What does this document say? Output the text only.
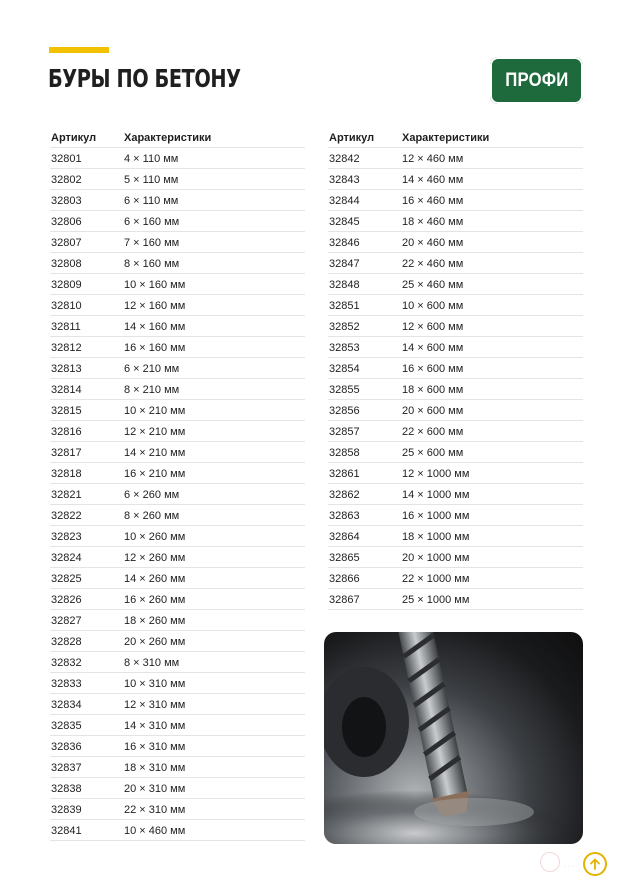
БУРЫ ПО БЕТОНУ	ПРОФИ
Артикул	Характеристики
32801	4 × 110 мм
32802	5 × 110 мм
32803	6 × 110 мм
32806	6 × 160 мм
32807	7 × 160 мм
32808	8 × 160 мм
32809	10 × 160 мм
32810	12 × 160 мм
32811	14 × 160 мм
32812	16 × 160 мм
32813	6 × 210 мм
32814	8 × 210 мм
32815	10 × 210 мм
32816	12 × 210 мм
32817	14 × 210 мм
32818	16 × 210 мм
32821	6 × 260 мм
32822	8 × 260 мм
32823	10 × 260 мм
32824	12 × 260 мм
32825	14 × 260 мм
32826	16 × 260 мм
32827	18 × 260 мм
32828	20 × 260 мм
32832	8 × 310 мм
32833	10 × 310 мм
32834	12 × 310 мм
32835	14 × 310 мм
32836	16 × 310 мм
32837	18 × 310 мм
32838	20 × 310 мм
32839	22 × 310 мм
32841	10 × 460 мм
Артикул	Характеристики
32842	12 × 460 мм
32843	14 × 460 мм
32844	16 × 460 мм
32845	18 × 460 мм
32846	20 × 460 мм
32847	22 × 460 мм
32848	25 × 460 мм
32851	10 × 600 мм
32852	12 × 600 мм
32853	14 × 600 мм
32854	16 × 600 мм
32855	18 × 600 мм
32856	20 × 600 мм
32857	22 × 600 мм
32858	25 × 600 мм
32861	12 × 1000 мм
32862	14 × 1000 мм
32863	16 × 1000 мм
32864	18 × 1000 мм
32865	20 × 1000 мм
32866	22 × 1000 мм
32867	25 × 1000 мм
…
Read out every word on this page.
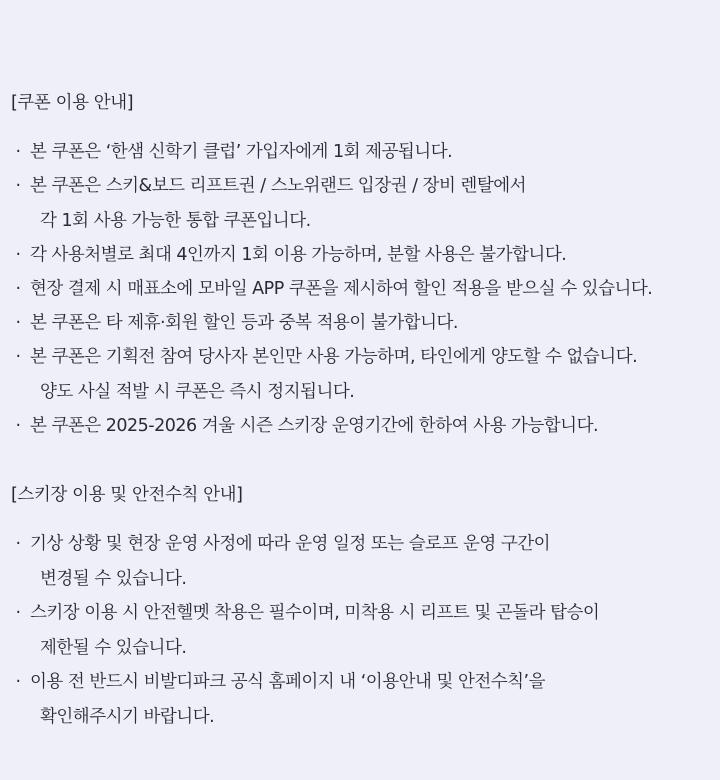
[쿠폰 이용 안내]
· 본 쿠폰은 ‘한샘 신학기 클럽’ 가입자에게 1회 제공됩니다.
· 본 쿠폰은 스키&보드 리프트권 / 스노위랜드 입장권 / 장비 렌탈에서
각 1회 사용 가능한 통합 쿠폰입니다.
· 각 사용처별로 최대 4인까지 1회 이용 가능하며, 분할 사용은 불가합니다.
· 현장 결제 시 매표소에 모바일 APP 쿠폰을 제시하여 할인 적용을 받으실 수 있습니다.
· 본 쿠폰은 타 제휴·회원 할인 등과 중복 적용이 불가합니다.
· 본 쿠폰은 기획전 참여 당사자 본인만 사용 가능하며, 타인에게 양도할 수 없습니다.
양도 사실 적발 시 쿠폰은 즉시 정지됩니다.
· 본 쿠폰은 2025-2026 겨울 시즌 스키장 운영기간에 한하여 사용 가능합니다.
[스키장 이용 및 안전수칙 안내]
· 기상 상황 및 현장 운영 사정에 따라 운영 일정 또는 슬로프 운영 구간이
변경될 수 있습니다.
· 스키장 이용 시 안전헬멧 착용은 필수이며, 미착용 시 리프트 및 곤돌라 탑승이
제한될 수 있습니다.
· 이용 전 반드시 비발디파크 공식 홈페이지 내 ‘이용안내 및 안전수칙’을
확인해주시기 바랍니다.
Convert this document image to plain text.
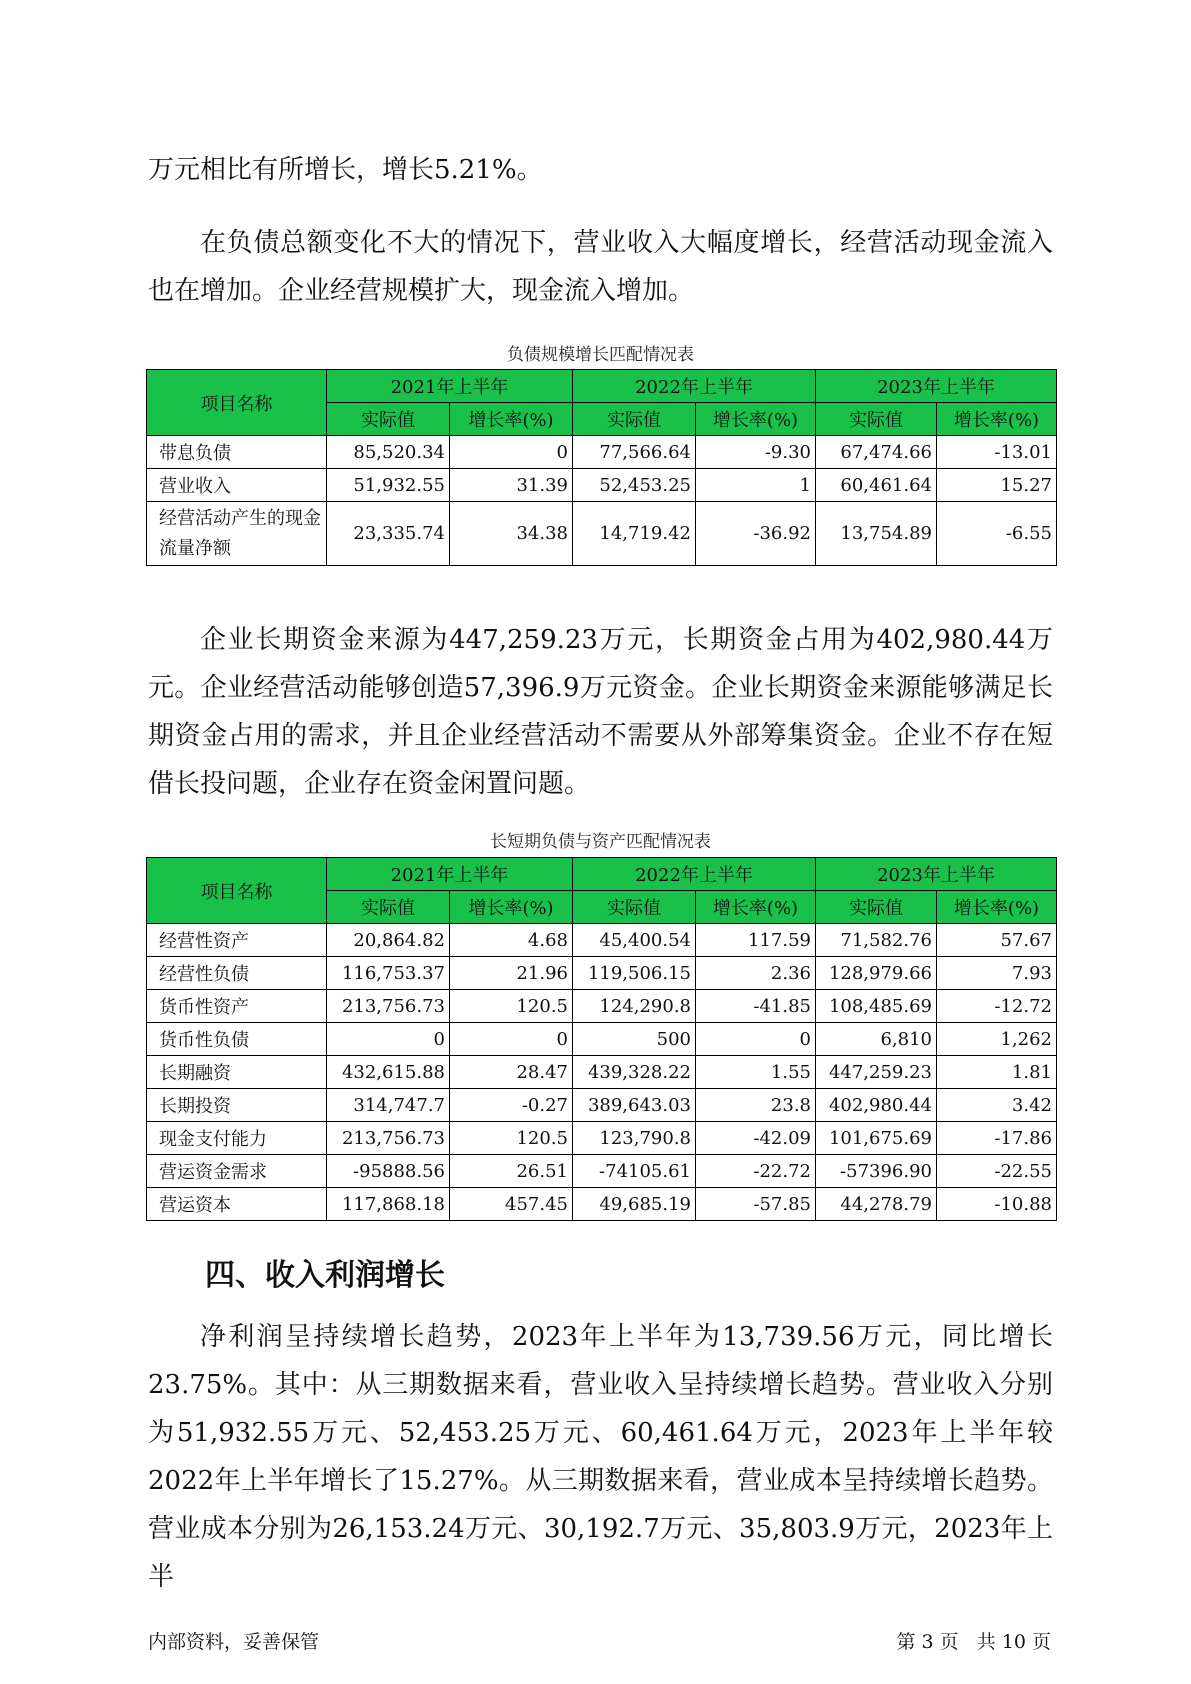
万元相比有所增长，增长5.21%。

在负债总额变化不大的情况下，营业收入大幅度增长，经营活动现金流入也在增加。企业经营规模扩大，现金流入增加。

负债规模增长匹配情况表
项目名称	2021年上半年		2022年上半年		2023年上半年	
	实际值	增长率(%)	实际值	增长率(%)	实际值	增长率(%)
带息负债	85,520.34	0	77,566.64	-9.30	67,474.66	-13.01
营业收入	51,932.55	31.39	52,453.25	1	60,461.64	15.27
经营活动产生的现金流量净额	23,335.74	34.38	14,719.42	-36.92	13,754.89	-6.55

企业长期资金来源为447,259.23万元，长期资金占用为402,980.44万元。企业经营活动能够创造57,396.9万元资金。企业长期资金来源能够满足长期资金占用的需求，并且企业经营活动不需要从外部筹集资金。企业不存在短借长投问题，企业存在资金闲置问题。

长短期负债与资产匹配情况表
项目名称	2021年上半年		2022年上半年		2023年上半年	
	实际值	增长率(%)	实际值	增长率(%)	实际值	增长率(%)
经营性资产	20,864.82	4.68	45,400.54	117.59	71,582.76	57.67
经营性负债	116,753.37	21.96	119,506.15	2.36	128,979.66	7.93
货币性资产	213,756.73	120.5	124,290.8	-41.85	108,485.69	-12.72
货币性负债	0	0	500	0	6,810	1,262
长期融资	432,615.88	28.47	439,328.22	1.55	447,259.23	1.81
长期投资	314,747.7	-0.27	389,643.03	23.8	402,980.44	3.42
现金支付能力	213,756.73	120.5	123,790.8	-42.09	101,675.69	-17.86
营运资金需求	-95888.56	26.51	-74105.61	-22.72	-57396.90	-22.55
营运资本	117,868.18	457.45	49,685.19	-57.85	44,278.79	-10.88
四、收入利润增长

净利润呈持续增长趋势，2023年上半年为13,739.56万元，同比增长23.75%。其中：从三期数据来看，营业收入呈持续增长趋势。营业收入分别为51,932.55万元、52,453.25万元、60,461.64万元，2023年上半年较2022年上半年增长了15.27%。从三期数据来看，营业成本呈持续增长趋势。营业成本分别为26,153.24万元、30,192.7万元、35,803.9万元，2023年上半

内部资料，妥善保管	第 3 页   共 10 页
- - - -
* [Request]:
Copy all lines above containing the string "this".

* [Full solution]:
What does this document say? Output the text only.
Read out every word on this page.
Convert this document image to plain text.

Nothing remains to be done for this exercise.